**What you have to do**
Count the lines below that contain the word "commutative", and reply with that number alone.

**Records for the task**
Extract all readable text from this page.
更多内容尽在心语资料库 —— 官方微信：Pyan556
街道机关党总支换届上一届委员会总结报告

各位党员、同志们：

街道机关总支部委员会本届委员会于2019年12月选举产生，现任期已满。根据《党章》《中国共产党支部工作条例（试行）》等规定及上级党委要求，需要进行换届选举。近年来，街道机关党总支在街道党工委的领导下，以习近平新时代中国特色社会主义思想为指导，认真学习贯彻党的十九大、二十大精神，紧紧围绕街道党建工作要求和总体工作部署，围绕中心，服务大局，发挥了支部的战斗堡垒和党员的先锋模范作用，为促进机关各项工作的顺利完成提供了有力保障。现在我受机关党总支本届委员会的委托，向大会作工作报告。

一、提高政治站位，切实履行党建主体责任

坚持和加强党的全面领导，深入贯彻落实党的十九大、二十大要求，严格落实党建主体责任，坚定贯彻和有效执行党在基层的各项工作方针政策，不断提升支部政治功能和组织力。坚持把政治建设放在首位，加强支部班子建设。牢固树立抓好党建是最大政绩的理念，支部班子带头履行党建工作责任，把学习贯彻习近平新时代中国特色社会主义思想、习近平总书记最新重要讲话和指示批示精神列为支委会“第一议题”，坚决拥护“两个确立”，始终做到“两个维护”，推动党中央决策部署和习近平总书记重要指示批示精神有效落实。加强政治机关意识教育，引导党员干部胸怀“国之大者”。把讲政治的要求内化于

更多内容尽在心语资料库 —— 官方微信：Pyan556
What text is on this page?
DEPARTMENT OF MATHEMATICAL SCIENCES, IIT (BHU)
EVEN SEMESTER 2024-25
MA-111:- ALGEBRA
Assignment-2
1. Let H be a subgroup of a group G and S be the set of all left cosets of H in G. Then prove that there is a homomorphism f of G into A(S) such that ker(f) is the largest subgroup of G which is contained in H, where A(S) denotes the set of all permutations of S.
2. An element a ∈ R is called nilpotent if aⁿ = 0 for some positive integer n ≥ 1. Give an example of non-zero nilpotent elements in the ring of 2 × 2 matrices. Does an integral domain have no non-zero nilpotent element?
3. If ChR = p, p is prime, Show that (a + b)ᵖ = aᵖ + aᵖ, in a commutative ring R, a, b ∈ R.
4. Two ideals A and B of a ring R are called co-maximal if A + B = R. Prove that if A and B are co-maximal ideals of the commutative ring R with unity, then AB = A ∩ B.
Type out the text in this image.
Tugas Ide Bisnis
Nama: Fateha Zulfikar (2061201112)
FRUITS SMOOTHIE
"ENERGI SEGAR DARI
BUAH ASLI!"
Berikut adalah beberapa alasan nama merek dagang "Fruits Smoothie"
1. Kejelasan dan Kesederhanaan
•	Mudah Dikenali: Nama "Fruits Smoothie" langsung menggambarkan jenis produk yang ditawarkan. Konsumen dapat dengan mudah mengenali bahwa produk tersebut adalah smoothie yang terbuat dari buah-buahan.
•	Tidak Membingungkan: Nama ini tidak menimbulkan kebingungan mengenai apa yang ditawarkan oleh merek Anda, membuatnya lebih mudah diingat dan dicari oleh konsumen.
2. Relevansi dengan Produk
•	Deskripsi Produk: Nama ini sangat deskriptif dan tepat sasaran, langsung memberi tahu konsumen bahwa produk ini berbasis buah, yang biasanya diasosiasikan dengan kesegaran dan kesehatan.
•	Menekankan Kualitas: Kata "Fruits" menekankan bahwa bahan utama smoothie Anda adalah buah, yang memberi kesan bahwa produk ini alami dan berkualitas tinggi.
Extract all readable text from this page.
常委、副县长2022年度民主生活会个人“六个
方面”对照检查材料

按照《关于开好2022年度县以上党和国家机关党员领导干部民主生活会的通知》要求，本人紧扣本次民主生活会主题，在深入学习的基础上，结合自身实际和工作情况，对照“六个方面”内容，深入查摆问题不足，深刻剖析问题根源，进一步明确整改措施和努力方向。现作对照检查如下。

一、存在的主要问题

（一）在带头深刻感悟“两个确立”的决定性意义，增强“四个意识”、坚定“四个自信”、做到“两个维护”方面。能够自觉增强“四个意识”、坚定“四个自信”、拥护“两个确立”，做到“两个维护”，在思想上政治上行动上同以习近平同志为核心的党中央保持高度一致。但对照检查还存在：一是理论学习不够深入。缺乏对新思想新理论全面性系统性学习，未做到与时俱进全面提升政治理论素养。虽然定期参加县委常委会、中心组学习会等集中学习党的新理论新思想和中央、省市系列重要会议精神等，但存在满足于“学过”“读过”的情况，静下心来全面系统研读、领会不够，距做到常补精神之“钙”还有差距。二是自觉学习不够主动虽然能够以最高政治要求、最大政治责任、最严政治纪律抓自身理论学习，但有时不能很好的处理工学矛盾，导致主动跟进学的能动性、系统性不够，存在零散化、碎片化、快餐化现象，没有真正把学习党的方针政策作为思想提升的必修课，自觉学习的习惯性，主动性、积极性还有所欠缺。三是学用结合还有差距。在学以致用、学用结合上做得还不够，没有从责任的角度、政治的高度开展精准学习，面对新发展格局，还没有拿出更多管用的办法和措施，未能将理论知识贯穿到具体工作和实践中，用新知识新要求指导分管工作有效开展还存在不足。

**Final result**
2